** Start **

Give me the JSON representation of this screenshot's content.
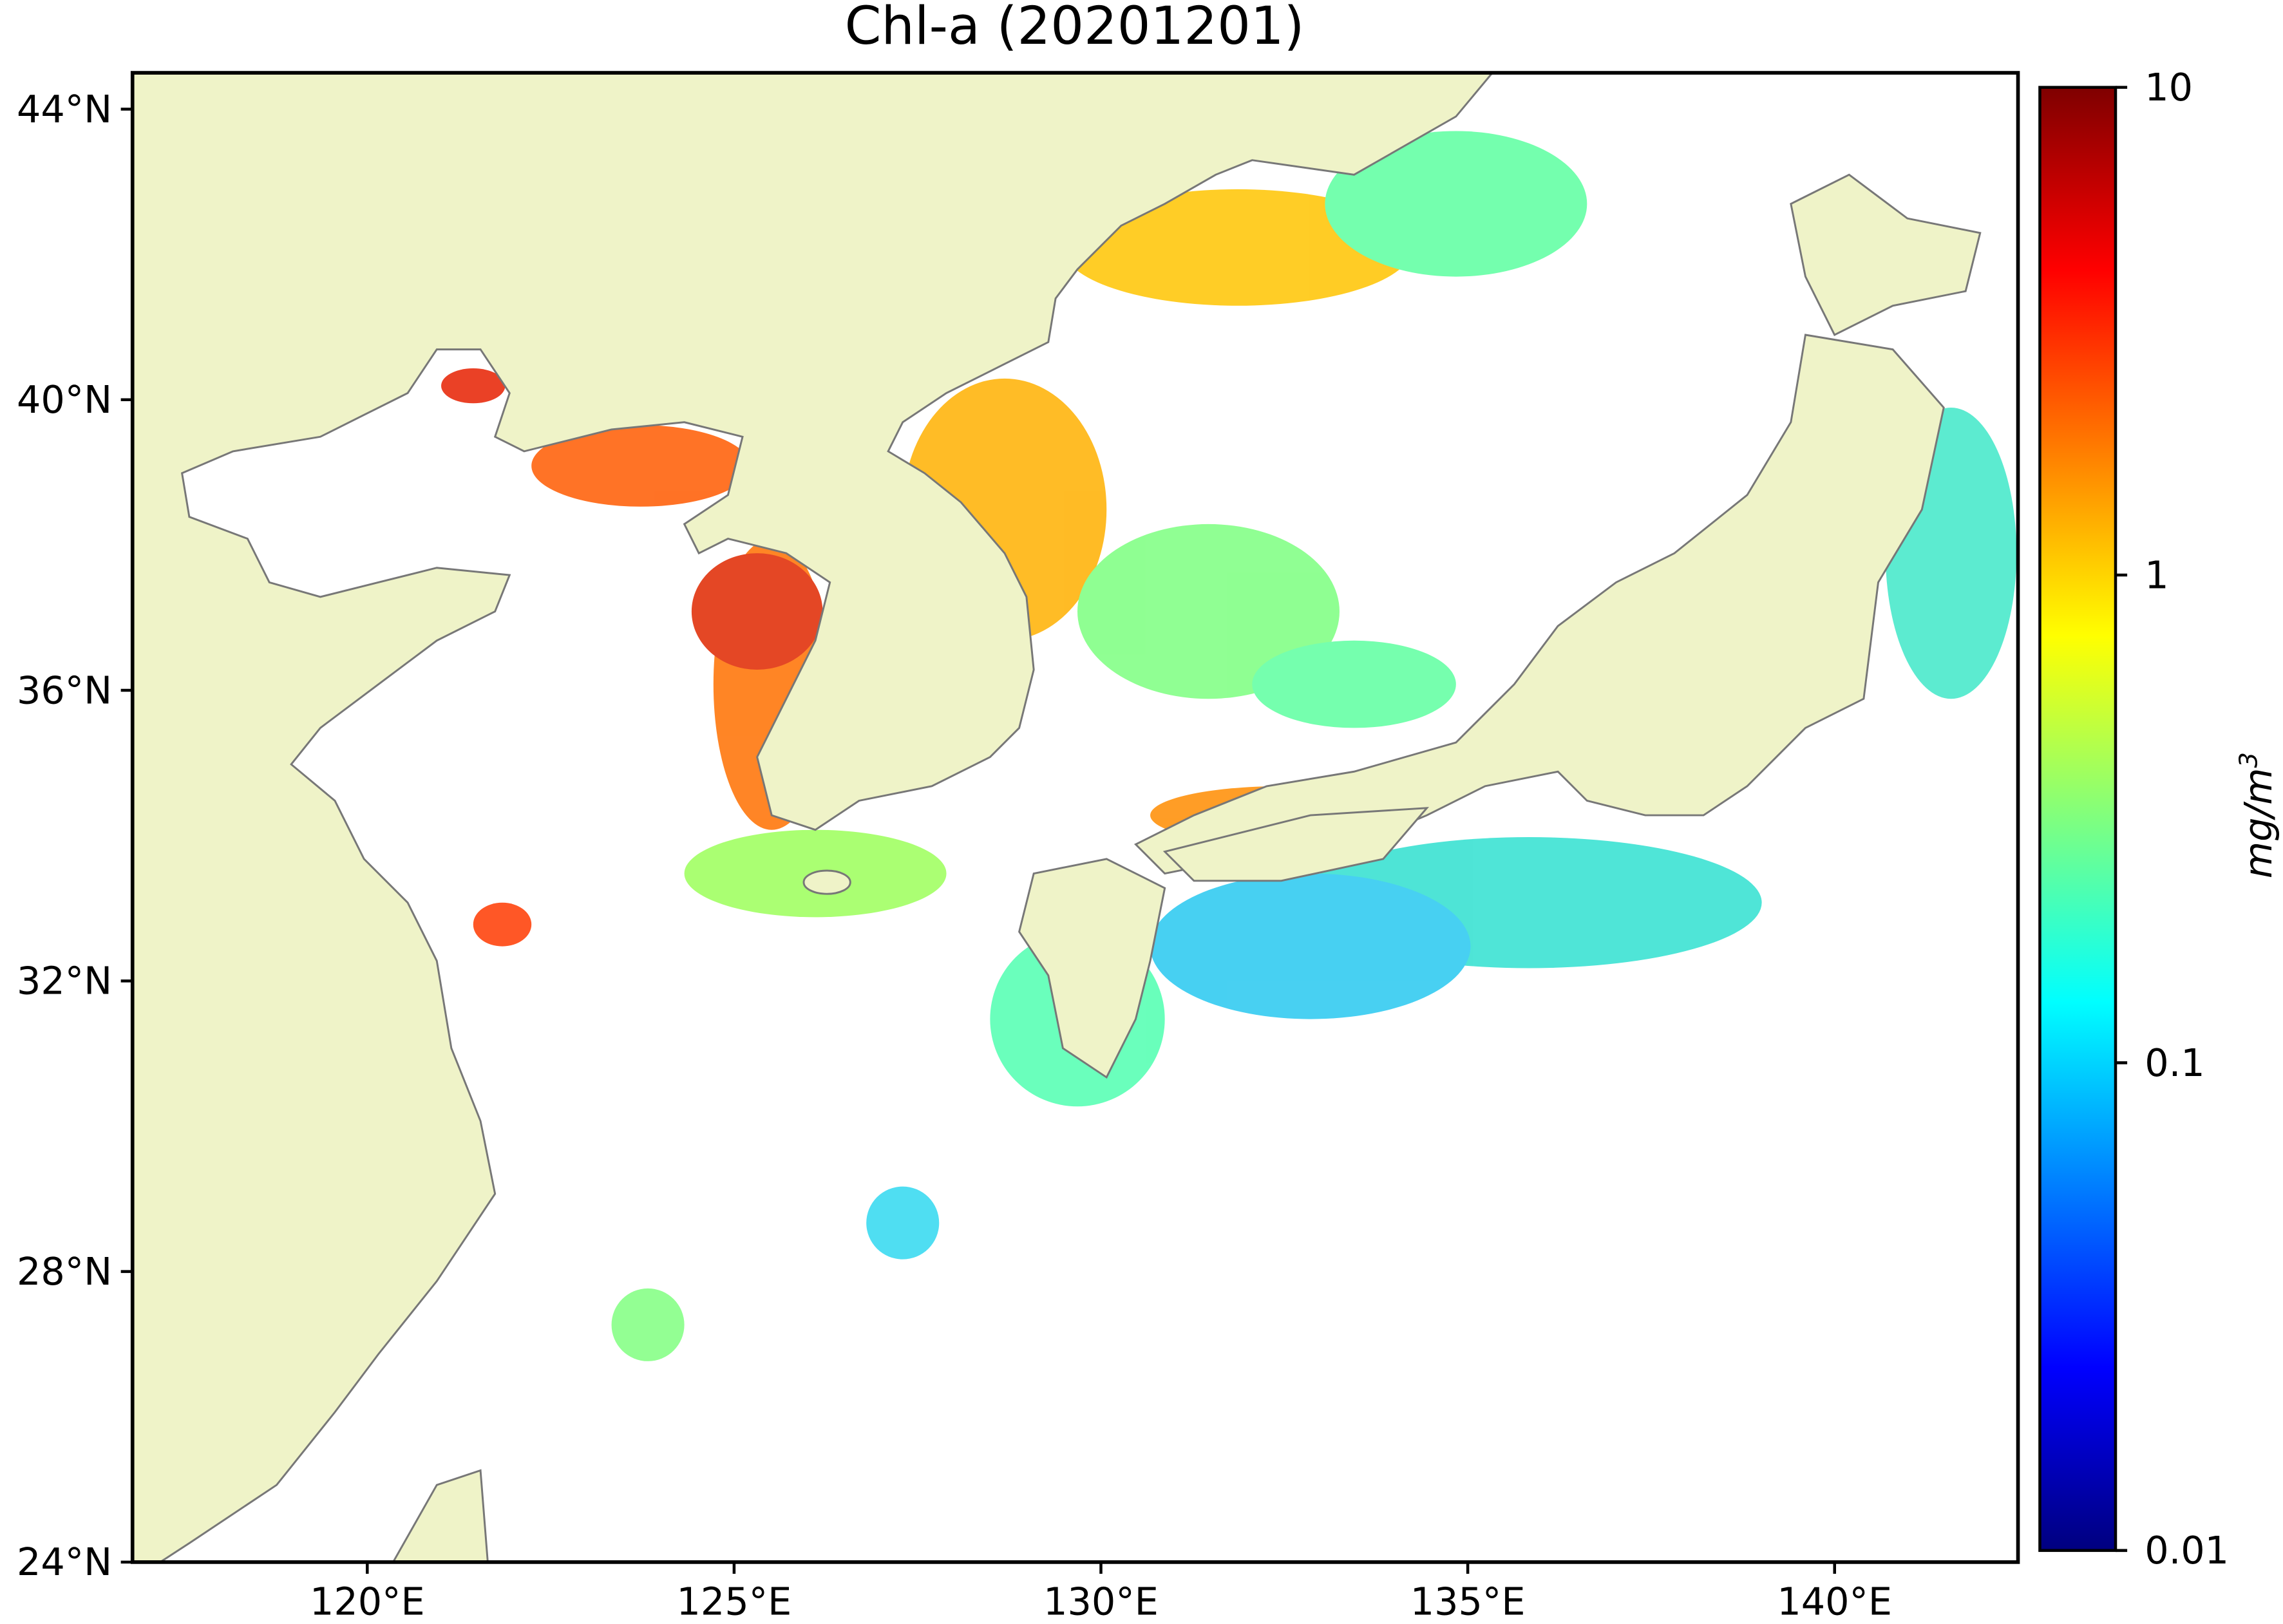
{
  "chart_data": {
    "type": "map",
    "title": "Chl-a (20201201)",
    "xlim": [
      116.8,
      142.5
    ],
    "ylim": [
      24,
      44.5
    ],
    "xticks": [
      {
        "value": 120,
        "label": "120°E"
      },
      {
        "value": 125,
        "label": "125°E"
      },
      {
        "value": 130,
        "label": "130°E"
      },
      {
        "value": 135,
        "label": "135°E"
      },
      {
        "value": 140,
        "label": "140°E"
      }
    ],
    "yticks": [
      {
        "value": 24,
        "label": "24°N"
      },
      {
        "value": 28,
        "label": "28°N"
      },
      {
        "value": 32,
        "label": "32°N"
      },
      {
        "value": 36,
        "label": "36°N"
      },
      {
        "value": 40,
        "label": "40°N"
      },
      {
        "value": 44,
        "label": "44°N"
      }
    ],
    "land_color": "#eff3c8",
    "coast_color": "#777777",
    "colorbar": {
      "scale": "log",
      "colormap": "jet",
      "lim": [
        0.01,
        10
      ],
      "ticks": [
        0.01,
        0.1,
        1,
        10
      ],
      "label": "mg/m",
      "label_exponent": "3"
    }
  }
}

** End **

Would you set down the listing exactly, omitting pictures?

> **Written solution**:
Give me the JSON representation of this screenshot's content.
{
  "chart_data": {
    "type": "map",
    "title": "Chl-a (20201201)",
    "xlim": [
      116.8,
      142.5
    ],
    "ylim": [
      24,
      44.5
    ],
    "xticks": [
      {
        "value": 120,
        "label": "120°E"
      },
      {
        "value": 125,
        "label": "125°E"
      },
      {
        "value": 130,
        "label": "130°E"
      },
      {
        "value": 135,
        "label": "135°E"
      },
      {
        "value": 140,
        "label": "140°E"
      }
    ],
    "yticks": [
      {
        "value": 24,
        "label": "24°N"
      },
      {
        "value": 28,
        "label": "28°N"
      },
      {
        "value": 32,
        "label": "32°N"
      },
      {
        "value": 36,
        "label": "36°N"
      },
      {
        "value": 40,
        "label": "40°N"
      },
      {
        "value": 44,
        "label": "44°N"
      }
    ],
    "land_color": "#eff3c8",
    "coast_color": "#777777",
    "colorbar": {
      "scale": "log",
      "colormap": "jet",
      "lim": [
        0.01,
        10
      ],
      "ticks": [
        0.01,
        0.1,
        1,
        10
      ],
      "label": "mg/m",
      "label_exponent": "3"
    }
  }
}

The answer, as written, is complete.